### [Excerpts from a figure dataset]
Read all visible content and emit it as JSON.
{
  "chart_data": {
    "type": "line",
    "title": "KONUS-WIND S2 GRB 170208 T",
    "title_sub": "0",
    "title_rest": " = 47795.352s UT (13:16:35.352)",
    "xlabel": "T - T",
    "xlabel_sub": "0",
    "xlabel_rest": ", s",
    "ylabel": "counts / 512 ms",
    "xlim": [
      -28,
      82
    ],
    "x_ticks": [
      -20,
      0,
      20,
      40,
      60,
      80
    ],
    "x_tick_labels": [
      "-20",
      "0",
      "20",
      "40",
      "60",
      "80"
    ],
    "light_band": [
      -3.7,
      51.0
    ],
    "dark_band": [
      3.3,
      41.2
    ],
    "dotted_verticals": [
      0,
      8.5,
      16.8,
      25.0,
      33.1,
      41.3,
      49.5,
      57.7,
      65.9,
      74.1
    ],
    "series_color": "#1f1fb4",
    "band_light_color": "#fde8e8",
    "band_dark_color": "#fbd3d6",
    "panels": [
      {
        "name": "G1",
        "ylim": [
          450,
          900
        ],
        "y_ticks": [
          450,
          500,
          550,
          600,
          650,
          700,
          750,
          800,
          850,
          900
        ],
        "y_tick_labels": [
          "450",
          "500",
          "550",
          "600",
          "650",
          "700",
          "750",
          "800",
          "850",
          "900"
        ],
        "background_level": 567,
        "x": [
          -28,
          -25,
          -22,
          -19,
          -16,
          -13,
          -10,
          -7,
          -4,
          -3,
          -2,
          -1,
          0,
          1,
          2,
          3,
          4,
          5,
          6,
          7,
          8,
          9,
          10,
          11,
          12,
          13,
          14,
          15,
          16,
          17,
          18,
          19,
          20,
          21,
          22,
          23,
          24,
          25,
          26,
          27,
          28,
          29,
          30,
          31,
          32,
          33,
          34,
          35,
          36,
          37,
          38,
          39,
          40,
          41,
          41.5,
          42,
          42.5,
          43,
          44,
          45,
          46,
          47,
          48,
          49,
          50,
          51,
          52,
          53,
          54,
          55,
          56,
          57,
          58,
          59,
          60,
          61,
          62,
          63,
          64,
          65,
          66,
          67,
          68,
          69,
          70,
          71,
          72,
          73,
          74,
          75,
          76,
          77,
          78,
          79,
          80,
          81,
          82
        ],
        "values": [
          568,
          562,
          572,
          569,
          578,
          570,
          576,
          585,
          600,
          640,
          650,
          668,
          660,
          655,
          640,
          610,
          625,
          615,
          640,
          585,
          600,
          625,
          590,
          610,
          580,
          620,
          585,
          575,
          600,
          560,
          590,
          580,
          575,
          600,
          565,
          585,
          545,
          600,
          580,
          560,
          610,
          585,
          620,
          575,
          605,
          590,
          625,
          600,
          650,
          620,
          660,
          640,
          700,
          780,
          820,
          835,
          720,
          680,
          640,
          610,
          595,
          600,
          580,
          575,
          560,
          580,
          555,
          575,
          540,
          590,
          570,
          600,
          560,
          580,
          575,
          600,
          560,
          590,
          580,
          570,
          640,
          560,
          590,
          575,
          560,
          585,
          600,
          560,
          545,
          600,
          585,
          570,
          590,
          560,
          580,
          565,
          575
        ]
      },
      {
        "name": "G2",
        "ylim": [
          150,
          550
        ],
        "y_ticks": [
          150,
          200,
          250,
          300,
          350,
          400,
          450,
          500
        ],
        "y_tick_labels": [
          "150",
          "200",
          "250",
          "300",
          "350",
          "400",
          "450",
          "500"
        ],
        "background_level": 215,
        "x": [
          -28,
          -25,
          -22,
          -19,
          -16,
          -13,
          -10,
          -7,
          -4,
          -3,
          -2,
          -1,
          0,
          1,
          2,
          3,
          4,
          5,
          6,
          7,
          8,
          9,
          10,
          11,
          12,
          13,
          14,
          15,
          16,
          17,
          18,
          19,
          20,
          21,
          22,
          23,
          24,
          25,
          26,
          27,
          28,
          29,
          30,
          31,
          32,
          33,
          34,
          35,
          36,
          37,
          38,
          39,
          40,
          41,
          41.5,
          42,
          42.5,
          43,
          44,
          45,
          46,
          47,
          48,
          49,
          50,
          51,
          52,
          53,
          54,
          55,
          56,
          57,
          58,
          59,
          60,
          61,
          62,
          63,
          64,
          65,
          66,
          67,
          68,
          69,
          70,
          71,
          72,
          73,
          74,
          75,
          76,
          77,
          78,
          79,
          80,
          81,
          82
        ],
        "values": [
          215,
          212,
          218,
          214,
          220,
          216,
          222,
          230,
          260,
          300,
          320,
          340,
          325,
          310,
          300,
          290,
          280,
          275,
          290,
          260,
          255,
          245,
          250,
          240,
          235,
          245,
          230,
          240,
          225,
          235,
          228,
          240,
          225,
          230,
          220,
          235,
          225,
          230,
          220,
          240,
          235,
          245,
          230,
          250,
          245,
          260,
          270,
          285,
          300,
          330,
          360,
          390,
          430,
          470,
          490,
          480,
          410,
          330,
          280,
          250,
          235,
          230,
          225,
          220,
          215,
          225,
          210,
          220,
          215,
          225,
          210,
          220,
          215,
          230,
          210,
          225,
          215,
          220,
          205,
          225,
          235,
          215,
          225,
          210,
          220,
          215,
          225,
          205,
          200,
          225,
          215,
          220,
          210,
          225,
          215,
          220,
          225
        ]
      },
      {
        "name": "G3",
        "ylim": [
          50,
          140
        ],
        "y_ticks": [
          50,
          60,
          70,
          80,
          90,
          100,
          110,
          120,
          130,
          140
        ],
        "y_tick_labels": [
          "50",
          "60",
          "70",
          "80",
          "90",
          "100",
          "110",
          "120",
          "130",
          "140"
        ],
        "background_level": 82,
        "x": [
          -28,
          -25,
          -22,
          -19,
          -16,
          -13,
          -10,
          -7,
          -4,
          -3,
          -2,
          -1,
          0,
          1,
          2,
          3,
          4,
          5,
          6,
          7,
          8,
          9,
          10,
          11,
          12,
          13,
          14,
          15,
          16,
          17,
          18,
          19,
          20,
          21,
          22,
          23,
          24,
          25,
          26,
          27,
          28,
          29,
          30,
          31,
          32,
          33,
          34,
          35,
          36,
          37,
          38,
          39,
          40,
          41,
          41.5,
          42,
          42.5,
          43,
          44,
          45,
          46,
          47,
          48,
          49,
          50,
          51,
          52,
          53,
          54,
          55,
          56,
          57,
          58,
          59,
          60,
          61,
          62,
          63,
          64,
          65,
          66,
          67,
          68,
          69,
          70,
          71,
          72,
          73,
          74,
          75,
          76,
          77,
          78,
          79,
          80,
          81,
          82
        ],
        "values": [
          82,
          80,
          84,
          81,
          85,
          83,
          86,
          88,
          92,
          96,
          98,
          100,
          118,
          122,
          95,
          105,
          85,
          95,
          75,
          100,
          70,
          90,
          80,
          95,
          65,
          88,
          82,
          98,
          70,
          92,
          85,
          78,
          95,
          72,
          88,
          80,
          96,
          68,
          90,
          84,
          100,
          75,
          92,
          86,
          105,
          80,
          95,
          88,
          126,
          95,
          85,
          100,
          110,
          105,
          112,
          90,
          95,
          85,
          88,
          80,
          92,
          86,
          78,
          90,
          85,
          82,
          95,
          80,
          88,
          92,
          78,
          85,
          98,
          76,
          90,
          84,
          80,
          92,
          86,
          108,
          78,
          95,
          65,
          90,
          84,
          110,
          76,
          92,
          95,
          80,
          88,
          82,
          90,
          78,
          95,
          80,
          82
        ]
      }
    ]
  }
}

### [Stated task]
Set all of the entries down again, exactly as they were given.

### [Complete answer]
Read all visible content and emit it as JSON.
{
  "chart_data": {
    "type": "line",
    "title": "KONUS-WIND S2 GRB 170208 T",
    "title_sub": "0",
    "title_rest": " = 47795.352s UT (13:16:35.352)",
    "xlabel": "T - T",
    "xlabel_sub": "0",
    "xlabel_rest": ", s",
    "ylabel": "counts / 512 ms",
    "xlim": [
      -28,
      82
    ],
    "x_ticks": [
      -20,
      0,
      20,
      40,
      60,
      80
    ],
    "x_tick_labels": [
      "-20",
      "0",
      "20",
      "40",
      "60",
      "80"
    ],
    "light_band": [
      -3.7,
      51.0
    ],
    "dark_band": [
      3.3,
      41.2
    ],
    "dotted_verticals": [
      0,
      8.5,
      16.8,
      25.0,
      33.1,
      41.3,
      49.5,
      57.7,
      65.9,
      74.1
    ],
    "series_color": "#1f1fb4",
    "band_light_color": "#fde8e8",
    "band_dark_color": "#fbd3d6",
    "panels": [
      {
        "name": "G1",
        "ylim": [
          450,
          900
        ],
        "y_ticks": [
          450,
          500,
          550,
          600,
          650,
          700,
          750,
          800,
          850,
          900
        ],
        "y_tick_labels": [
          "450",
          "500",
          "550",
          "600",
          "650",
          "700",
          "750",
          "800",
          "850",
          "900"
        ],
        "background_level": 567,
        "x": [
          -28,
          -25,
          -22,
          -19,
          -16,
          -13,
          -10,
          -7,
          -4,
          -3,
          -2,
          -1,
          0,
          1,
          2,
          3,
          4,
          5,
          6,
          7,
          8,
          9,
          10,
          11,
          12,
          13,
          14,
          15,
          16,
          17,
          18,
          19,
          20,
          21,
          22,
          23,
          24,
          25,
          26,
          27,
          28,
          29,
          30,
          31,
          32,
          33,
          34,
          35,
          36,
          37,
          38,
          39,
          40,
          41,
          41.5,
          42,
          42.5,
          43,
          44,
          45,
          46,
          47,
          48,
          49,
          50,
          51,
          52,
          53,
          54,
          55,
          56,
          57,
          58,
          59,
          60,
          61,
          62,
          63,
          64,
          65,
          66,
          67,
          68,
          69,
          70,
          71,
          72,
          73,
          74,
          75,
          76,
          77,
          78,
          79,
          80,
          81,
          82
        ],
        "values": [
          568,
          562,
          572,
          569,
          578,
          570,
          576,
          585,
          600,
          640,
          650,
          668,
          660,
          655,
          640,
          610,
          625,
          615,
          640,
          585,
          600,
          625,
          590,
          610,
          580,
          620,
          585,
          575,
          600,
          560,
          590,
          580,
          575,
          600,
          565,
          585,
          545,
          600,
          580,
          560,
          610,
          585,
          620,
          575,
          605,
          590,
          625,
          600,
          650,
          620,
          660,
          640,
          700,
          780,
          820,
          835,
          720,
          680,
          640,
          610,
          595,
          600,
          580,
          575,
          560,
          580,
          555,
          575,
          540,
          590,
          570,
          600,
          560,
          580,
          575,
          600,
          560,
          590,
          580,
          570,
          640,
          560,
          590,
          575,
          560,
          585,
          600,
          560,
          545,
          600,
          585,
          570,
          590,
          560,
          580,
          565,
          575
        ]
      },
      {
        "name": "G2",
        "ylim": [
          150,
          550
        ],
        "y_ticks": [
          150,
          200,
          250,
          300,
          350,
          400,
          450,
          500
        ],
        "y_tick_labels": [
          "150",
          "200",
          "250",
          "300",
          "350",
          "400",
          "450",
          "500"
        ],
        "background_level": 215,
        "x": [
          -28,
          -25,
          -22,
          -19,
          -16,
          -13,
          -10,
          -7,
          -4,
          -3,
          -2,
          -1,
          0,
          1,
          2,
          3,
          4,
          5,
          6,
          7,
          8,
          9,
          10,
          11,
          12,
          13,
          14,
          15,
          16,
          17,
          18,
          19,
          20,
          21,
          22,
          23,
          24,
          25,
          26,
          27,
          28,
          29,
          30,
          31,
          32,
          33,
          34,
          35,
          36,
          37,
          38,
          39,
          40,
          41,
          41.5,
          42,
          42.5,
          43,
          44,
          45,
          46,
          47,
          48,
          49,
          50,
          51,
          52,
          53,
          54,
          55,
          56,
          57,
          58,
          59,
          60,
          61,
          62,
          63,
          64,
          65,
          66,
          67,
          68,
          69,
          70,
          71,
          72,
          73,
          74,
          75,
          76,
          77,
          78,
          79,
          80,
          81,
          82
        ],
        "values": [
          215,
          212,
          218,
          214,
          220,
          216,
          222,
          230,
          260,
          300,
          320,
          340,
          325,
          310,
          300,
          290,
          280,
          275,
          290,
          260,
          255,
          245,
          250,
          240,
          235,
          245,
          230,
          240,
          225,
          235,
          228,
          240,
          225,
          230,
          220,
          235,
          225,
          230,
          220,
          240,
          235,
          245,
          230,
          250,
          245,
          260,
          270,
          285,
          300,
          330,
          360,
          390,
          430,
          470,
          490,
          480,
          410,
          330,
          280,
          250,
          235,
          230,
          225,
          220,
          215,
          225,
          210,
          220,
          215,
          225,
          210,
          220,
          215,
          230,
          210,
          225,
          215,
          220,
          205,
          225,
          235,
          215,
          225,
          210,
          220,
          215,
          225,
          205,
          200,
          225,
          215,
          220,
          210,
          225,
          215,
          220,
          225
        ]
      },
      {
        "name": "G3",
        "ylim": [
          50,
          140
        ],
        "y_ticks": [
          50,
          60,
          70,
          80,
          90,
          100,
          110,
          120,
          130,
          140
        ],
        "y_tick_labels": [
          "50",
          "60",
          "70",
          "80",
          "90",
          "100",
          "110",
          "120",
          "130",
          "140"
        ],
        "background_level": 82,
        "x": [
          -28,
          -25,
          -22,
          -19,
          -16,
          -13,
          -10,
          -7,
          -4,
          -3,
          -2,
          -1,
          0,
          1,
          2,
          3,
          4,
          5,
          6,
          7,
          8,
          9,
          10,
          11,
          12,
          13,
          14,
          15,
          16,
          17,
          18,
          19,
          20,
          21,
          22,
          23,
          24,
          25,
          26,
          27,
          28,
          29,
          30,
          31,
          32,
          33,
          34,
          35,
          36,
          37,
          38,
          39,
          40,
          41,
          41.5,
          42,
          42.5,
          43,
          44,
          45,
          46,
          47,
          48,
          49,
          50,
          51,
          52,
          53,
          54,
          55,
          56,
          57,
          58,
          59,
          60,
          61,
          62,
          63,
          64,
          65,
          66,
          67,
          68,
          69,
          70,
          71,
          72,
          73,
          74,
          75,
          76,
          77,
          78,
          79,
          80,
          81,
          82
        ],
        "values": [
          82,
          80,
          84,
          81,
          85,
          83,
          86,
          88,
          92,
          96,
          98,
          100,
          118,
          122,
          95,
          105,
          85,
          95,
          75,
          100,
          70,
          90,
          80,
          95,
          65,
          88,
          82,
          98,
          70,
          92,
          85,
          78,
          95,
          72,
          88,
          80,
          96,
          68,
          90,
          84,
          100,
          75,
          92,
          86,
          105,
          80,
          95,
          88,
          126,
          95,
          85,
          100,
          110,
          105,
          112,
          90,
          95,
          85,
          88,
          80,
          92,
          86,
          78,
          90,
          85,
          82,
          95,
          80,
          88,
          92,
          78,
          85,
          98,
          76,
          90,
          84,
          80,
          92,
          86,
          108,
          78,
          95,
          65,
          90,
          84,
          110,
          76,
          92,
          95,
          80,
          88,
          82,
          90,
          78,
          95,
          80,
          82
        ]
      }
    ]
  }
}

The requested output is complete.